What follows is a listing to be transcribed exactly.
begin Available records
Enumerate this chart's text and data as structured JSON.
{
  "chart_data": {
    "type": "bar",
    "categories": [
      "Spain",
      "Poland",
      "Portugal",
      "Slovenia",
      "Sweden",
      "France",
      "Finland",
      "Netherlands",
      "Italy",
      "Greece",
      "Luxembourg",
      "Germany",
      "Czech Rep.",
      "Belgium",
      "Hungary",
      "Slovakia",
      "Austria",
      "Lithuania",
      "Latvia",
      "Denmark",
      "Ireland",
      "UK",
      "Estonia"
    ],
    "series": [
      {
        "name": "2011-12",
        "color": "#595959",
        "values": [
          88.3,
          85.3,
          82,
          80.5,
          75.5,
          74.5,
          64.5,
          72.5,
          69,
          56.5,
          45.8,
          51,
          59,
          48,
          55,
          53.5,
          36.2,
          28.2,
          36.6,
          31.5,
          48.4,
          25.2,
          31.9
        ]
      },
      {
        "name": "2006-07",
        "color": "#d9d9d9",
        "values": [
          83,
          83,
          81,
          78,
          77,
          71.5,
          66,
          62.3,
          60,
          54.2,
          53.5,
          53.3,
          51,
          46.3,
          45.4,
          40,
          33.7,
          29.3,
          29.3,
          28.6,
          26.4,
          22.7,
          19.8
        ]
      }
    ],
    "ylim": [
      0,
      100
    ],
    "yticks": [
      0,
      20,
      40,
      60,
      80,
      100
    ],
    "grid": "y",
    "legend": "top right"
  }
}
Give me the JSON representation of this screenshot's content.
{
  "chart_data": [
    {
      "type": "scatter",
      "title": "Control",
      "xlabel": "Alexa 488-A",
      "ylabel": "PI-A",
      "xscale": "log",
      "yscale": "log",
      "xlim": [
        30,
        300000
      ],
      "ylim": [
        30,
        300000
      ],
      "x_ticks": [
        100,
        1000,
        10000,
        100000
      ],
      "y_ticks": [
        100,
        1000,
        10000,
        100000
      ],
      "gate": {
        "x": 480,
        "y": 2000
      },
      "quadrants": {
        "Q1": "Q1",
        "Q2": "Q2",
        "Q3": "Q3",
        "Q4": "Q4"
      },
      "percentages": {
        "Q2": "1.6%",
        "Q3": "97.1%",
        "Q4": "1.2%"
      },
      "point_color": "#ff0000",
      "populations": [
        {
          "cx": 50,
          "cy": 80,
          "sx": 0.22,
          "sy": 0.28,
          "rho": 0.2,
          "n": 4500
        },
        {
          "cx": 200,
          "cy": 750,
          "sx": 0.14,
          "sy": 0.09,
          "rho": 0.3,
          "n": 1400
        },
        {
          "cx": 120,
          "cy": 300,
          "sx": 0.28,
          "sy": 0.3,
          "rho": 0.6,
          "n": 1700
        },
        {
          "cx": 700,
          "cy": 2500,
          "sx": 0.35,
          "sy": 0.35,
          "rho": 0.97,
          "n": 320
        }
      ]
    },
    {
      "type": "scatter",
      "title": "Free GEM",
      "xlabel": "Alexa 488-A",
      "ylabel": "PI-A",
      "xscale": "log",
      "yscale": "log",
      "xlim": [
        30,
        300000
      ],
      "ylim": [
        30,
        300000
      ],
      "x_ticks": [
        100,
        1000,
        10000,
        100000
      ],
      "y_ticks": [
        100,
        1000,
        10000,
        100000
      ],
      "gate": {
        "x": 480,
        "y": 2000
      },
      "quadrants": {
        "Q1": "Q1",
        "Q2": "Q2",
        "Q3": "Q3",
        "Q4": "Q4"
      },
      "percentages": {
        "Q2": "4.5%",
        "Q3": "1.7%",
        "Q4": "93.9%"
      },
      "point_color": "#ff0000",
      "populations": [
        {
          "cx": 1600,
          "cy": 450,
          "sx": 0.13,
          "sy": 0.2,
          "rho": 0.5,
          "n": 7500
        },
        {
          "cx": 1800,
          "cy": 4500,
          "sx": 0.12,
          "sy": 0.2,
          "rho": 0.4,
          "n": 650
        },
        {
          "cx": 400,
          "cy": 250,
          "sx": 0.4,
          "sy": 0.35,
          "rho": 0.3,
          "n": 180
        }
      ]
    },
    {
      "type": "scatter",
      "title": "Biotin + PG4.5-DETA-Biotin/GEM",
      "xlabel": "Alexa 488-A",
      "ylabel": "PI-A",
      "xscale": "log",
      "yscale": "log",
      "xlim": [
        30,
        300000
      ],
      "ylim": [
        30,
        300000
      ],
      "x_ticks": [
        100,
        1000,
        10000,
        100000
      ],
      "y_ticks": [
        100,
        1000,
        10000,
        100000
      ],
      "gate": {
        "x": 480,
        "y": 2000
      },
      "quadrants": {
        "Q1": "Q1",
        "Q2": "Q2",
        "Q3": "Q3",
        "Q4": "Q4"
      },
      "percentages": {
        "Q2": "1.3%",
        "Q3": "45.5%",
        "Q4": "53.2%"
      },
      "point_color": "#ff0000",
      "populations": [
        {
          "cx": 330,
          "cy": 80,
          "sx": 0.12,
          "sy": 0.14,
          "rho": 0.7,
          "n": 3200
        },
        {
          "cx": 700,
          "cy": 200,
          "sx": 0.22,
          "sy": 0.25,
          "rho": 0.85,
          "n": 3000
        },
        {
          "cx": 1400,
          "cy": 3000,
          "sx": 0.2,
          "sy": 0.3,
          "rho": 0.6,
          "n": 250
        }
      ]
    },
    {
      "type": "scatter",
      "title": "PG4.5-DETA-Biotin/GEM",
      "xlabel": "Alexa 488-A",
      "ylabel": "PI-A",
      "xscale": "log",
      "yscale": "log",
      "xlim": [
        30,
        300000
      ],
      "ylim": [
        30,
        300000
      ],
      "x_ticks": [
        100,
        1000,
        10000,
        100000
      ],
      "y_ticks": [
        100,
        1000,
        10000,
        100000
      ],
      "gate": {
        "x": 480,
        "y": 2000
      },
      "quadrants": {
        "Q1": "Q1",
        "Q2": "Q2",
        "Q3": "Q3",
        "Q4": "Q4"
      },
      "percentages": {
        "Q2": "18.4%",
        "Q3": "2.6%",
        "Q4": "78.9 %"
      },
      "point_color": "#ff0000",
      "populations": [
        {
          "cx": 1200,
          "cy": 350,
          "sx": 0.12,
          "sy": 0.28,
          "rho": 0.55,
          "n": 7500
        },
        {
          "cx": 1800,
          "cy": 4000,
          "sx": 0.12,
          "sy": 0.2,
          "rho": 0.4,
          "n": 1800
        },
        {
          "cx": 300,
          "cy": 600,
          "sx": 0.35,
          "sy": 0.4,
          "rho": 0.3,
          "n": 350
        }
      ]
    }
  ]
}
end Available records
▶ **The response**
Enumerate this chart's text and data as structured JSON.
{
  "chart_data": {
    "type": "bar",
    "categories": [
      "Spain",
      "Poland",
      "Portugal",
      "Slovenia",
      "Sweden",
      "France",
      "Finland",
      "Netherlands",
      "Italy",
      "Greece",
      "Luxembourg",
      "Germany",
      "Czech Rep.",
      "Belgium",
      "Hungary",
      "Slovakia",
      "Austria",
      "Lithuania",
      "Latvia",
      "Denmark",
      "Ireland",
      "UK",
      "Estonia"
    ],
    "series": [
      {
        "name": "2011-12",
        "color": "#595959",
        "values": [
          88.3,
          85.3,
          82,
          80.5,
          75.5,
          74.5,
          64.5,
          72.5,
          69,
          56.5,
          45.8,
          51,
          59,
          48,
          55,
          53.5,
          36.2,
          28.2,
          36.6,
          31.5,
          48.4,
          25.2,
          31.9
        ]
      },
      {
        "name": "2006-07",
        "color": "#d9d9d9",
        "values": [
          83,
          83,
          81,
          78,
          77,
          71.5,
          66,
          62.3,
          60,
          54.2,
          53.5,
          53.3,
          51,
          46.3,
          45.4,
          40,
          33.7,
          29.3,
          29.3,
          28.6,
          26.4,
          22.7,
          19.8
        ]
      }
    ],
    "ylim": [
      0,
      100
    ],
    "yticks": [
      0,
      20,
      40,
      60,
      80,
      100
    ],
    "grid": "y",
    "legend": "top right"
  }
}
Give me the JSON representation of this screenshot's content.
{
  "chart_data": [
    {
      "type": "scatter",
      "title": "Control",
      "xlabel": "Alexa 488-A",
      "ylabel": "PI-A",
      "xscale": "log",
      "yscale": "log",
      "xlim": [
        30,
        300000
      ],
      "ylim": [
        30,
        300000
      ],
      "x_ticks": [
        100,
        1000,
        10000,
        100000
      ],
      "y_ticks": [
        100,
        1000,
        10000,
        100000
      ],
      "gate": {
        "x": 480,
        "y": 2000
      },
      "quadrants": {
        "Q1": "Q1",
        "Q2": "Q2",
        "Q3": "Q3",
        "Q4": "Q4"
      },
      "percentages": {
        "Q2": "1.6%",
        "Q3": "97.1%",
        "Q4": "1.2%"
      },
      "point_color": "#ff0000",
      "populations": [
        {
          "cx": 50,
          "cy": 80,
          "sx": 0.22,
          "sy": 0.28,
          "rho": 0.2,
          "n": 4500
        },
        {
          "cx": 200,
          "cy": 750,
          "sx": 0.14,
          "sy": 0.09,
          "rho": 0.3,
          "n": 1400
        },
        {
          "cx": 120,
          "cy": 300,
          "sx": 0.28,
          "sy": 0.3,
          "rho": 0.6,
          "n": 1700
        },
        {
          "cx": 700,
          "cy": 2500,
          "sx": 0.35,
          "sy": 0.35,
          "rho": 0.97,
          "n": 320
        }
      ]
    },
    {
      "type": "scatter",
      "title": "Free GEM",
      "xlabel": "Alexa 488-A",
      "ylabel": "PI-A",
      "xscale": "log",
      "yscale": "log",
      "xlim": [
        30,
        300000
      ],
      "ylim": [
        30,
        300000
      ],
      "x_ticks": [
        100,
        1000,
        10000,
        100000
      ],
      "y_ticks": [
        100,
        1000,
        10000,
        100000
      ],
      "gate": {
        "x": 480,
        "y": 2000
      },
      "quadrants": {
        "Q1": "Q1",
        "Q2": "Q2",
        "Q3": "Q3",
        "Q4": "Q4"
      },
      "percentages": {
        "Q2": "4.5%",
        "Q3": "1.7%",
        "Q4": "93.9%"
      },
      "point_color": "#ff0000",
      "populations": [
        {
          "cx": 1600,
          "cy": 450,
          "sx": 0.13,
          "sy": 0.2,
          "rho": 0.5,
          "n": 7500
        },
        {
          "cx": 1800,
          "cy": 4500,
          "sx": 0.12,
          "sy": 0.2,
          "rho": 0.4,
          "n": 650
        },
        {
          "cx": 400,
          "cy": 250,
          "sx": 0.4,
          "sy": 0.35,
          "rho": 0.3,
          "n": 180
        }
      ]
    },
    {
      "type": "scatter",
      "title": "Biotin + PG4.5-DETA-Biotin/GEM",
      "xlabel": "Alexa 488-A",
      "ylabel": "PI-A",
      "xscale": "log",
      "yscale": "log",
      "xlim": [
        30,
        300000
      ],
      "ylim": [
        30,
        300000
      ],
      "x_ticks": [
        100,
        1000,
        10000,
        100000
      ],
      "y_ticks": [
        100,
        1000,
        10000,
        100000
      ],
      "gate": {
        "x": 480,
        "y": 2000
      },
      "quadrants": {
        "Q1": "Q1",
        "Q2": "Q2",
        "Q3": "Q3",
        "Q4": "Q4"
      },
      "percentages": {
        "Q2": "1.3%",
        "Q3": "45.5%",
        "Q4": "53.2%"
      },
      "point_color": "#ff0000",
      "populations": [
        {
          "cx": 330,
          "cy": 80,
          "sx": 0.12,
          "sy": 0.14,
          "rho": 0.7,
          "n": 3200
        },
        {
          "cx": 700,
          "cy": 200,
          "sx": 0.22,
          "sy": 0.25,
          "rho": 0.85,
          "n": 3000
        },
        {
          "cx": 1400,
          "cy": 3000,
          "sx": 0.2,
          "sy": 0.3,
          "rho": 0.6,
          "n": 250
        }
      ]
    },
    {
      "type": "scatter",
      "title": "PG4.5-DETA-Biotin/GEM",
      "xlabel": "Alexa 488-A",
      "ylabel": "PI-A",
      "xscale": "log",
      "yscale": "log",
      "xlim": [
        30,
        300000
      ],
      "ylim": [
        30,
        300000
      ],
      "x_ticks": [
        100,
        1000,
        10000,
        100000
      ],
      "y_ticks": [
        100,
        1000,
        10000,
        100000
      ],
      "gate": {
        "x": 480,
        "y": 2000
      },
      "quadrants": {
        "Q1": "Q1",
        "Q2": "Q2",
        "Q3": "Q3",
        "Q4": "Q4"
      },
      "percentages": {
        "Q2": "18.4%",
        "Q3": "2.6%",
        "Q4": "78.9 %"
      },
      "point_color": "#ff0000",
      "populations": [
        {
          "cx": 1200,
          "cy": 350,
          "sx": 0.12,
          "sy": 0.28,
          "rho": 0.55,
          "n": 7500
        },
        {
          "cx": 1800,
          "cy": 4000,
          "sx": 0.12,
          "sy": 0.2,
          "rho": 0.4,
          "n": 1800
        },
        {
          "cx": 300,
          "cy": 600,
          "sx": 0.35,
          "sy": 0.4,
          "rho": 0.3,
          "n": 350
        }
      ]
    }
  ]
}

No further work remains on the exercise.